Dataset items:

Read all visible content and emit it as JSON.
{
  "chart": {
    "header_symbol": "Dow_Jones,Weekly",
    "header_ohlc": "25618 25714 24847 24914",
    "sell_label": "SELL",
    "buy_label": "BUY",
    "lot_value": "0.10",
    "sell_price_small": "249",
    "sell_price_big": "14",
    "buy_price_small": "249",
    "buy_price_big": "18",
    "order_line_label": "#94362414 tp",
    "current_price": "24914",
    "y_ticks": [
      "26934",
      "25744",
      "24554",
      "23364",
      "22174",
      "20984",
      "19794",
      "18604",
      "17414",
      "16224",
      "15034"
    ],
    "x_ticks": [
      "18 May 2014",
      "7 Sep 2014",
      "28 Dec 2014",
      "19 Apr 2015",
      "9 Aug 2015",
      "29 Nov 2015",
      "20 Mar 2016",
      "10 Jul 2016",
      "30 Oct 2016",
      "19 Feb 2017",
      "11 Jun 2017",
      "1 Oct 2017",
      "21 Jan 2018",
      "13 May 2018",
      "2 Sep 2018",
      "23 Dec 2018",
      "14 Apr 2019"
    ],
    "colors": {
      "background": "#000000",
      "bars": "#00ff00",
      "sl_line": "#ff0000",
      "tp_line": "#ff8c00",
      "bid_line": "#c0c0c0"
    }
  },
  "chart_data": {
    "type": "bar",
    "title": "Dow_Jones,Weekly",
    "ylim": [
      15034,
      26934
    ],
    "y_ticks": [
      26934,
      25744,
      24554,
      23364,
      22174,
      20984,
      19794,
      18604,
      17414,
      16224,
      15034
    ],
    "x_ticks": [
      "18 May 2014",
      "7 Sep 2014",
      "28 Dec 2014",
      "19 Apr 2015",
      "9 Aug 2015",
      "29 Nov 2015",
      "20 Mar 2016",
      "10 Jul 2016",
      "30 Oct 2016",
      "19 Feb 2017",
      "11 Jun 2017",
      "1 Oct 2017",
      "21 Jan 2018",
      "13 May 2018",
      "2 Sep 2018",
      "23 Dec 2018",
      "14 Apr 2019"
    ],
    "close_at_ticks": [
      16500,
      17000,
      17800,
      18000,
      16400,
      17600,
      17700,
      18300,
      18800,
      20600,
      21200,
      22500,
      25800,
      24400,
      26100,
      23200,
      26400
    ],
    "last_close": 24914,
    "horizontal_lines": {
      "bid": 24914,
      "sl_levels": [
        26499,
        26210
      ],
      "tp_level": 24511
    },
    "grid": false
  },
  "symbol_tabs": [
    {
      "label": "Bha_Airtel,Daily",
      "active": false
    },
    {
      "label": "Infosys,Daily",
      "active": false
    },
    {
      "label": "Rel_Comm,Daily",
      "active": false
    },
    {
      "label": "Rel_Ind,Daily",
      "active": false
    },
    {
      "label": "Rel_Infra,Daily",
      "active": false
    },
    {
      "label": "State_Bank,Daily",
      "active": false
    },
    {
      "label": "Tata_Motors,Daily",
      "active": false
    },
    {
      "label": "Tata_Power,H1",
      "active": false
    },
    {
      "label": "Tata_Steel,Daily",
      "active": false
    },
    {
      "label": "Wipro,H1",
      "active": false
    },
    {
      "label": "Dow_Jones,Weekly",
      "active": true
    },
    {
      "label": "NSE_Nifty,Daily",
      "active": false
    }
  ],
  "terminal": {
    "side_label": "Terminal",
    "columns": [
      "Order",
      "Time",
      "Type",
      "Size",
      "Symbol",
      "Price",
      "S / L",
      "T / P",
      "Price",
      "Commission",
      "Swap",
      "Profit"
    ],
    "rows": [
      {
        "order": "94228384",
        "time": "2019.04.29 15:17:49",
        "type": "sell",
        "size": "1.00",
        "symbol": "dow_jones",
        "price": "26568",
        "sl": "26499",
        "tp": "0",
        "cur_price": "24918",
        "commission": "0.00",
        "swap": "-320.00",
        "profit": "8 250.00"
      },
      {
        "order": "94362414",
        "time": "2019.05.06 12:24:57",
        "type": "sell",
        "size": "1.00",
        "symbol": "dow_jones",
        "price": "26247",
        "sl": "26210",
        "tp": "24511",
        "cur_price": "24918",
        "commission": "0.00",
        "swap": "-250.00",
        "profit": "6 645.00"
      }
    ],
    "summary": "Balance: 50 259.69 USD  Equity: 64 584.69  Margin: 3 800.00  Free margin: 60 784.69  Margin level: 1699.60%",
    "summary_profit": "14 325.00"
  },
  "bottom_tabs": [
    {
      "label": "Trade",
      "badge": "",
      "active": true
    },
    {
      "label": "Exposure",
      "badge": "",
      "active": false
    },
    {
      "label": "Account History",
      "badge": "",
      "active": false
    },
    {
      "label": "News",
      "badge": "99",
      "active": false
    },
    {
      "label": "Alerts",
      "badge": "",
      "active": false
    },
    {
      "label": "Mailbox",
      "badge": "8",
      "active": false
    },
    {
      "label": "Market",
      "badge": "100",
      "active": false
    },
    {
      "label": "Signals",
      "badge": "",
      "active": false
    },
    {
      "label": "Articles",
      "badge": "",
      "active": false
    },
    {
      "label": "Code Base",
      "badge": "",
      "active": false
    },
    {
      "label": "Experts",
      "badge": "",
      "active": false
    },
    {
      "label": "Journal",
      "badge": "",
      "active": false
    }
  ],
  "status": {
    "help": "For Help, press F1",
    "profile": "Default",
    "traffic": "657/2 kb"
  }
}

What needs to be done >> Give only the number of lines in the material above where the string "Weekly" appears.

Finished answer >> 3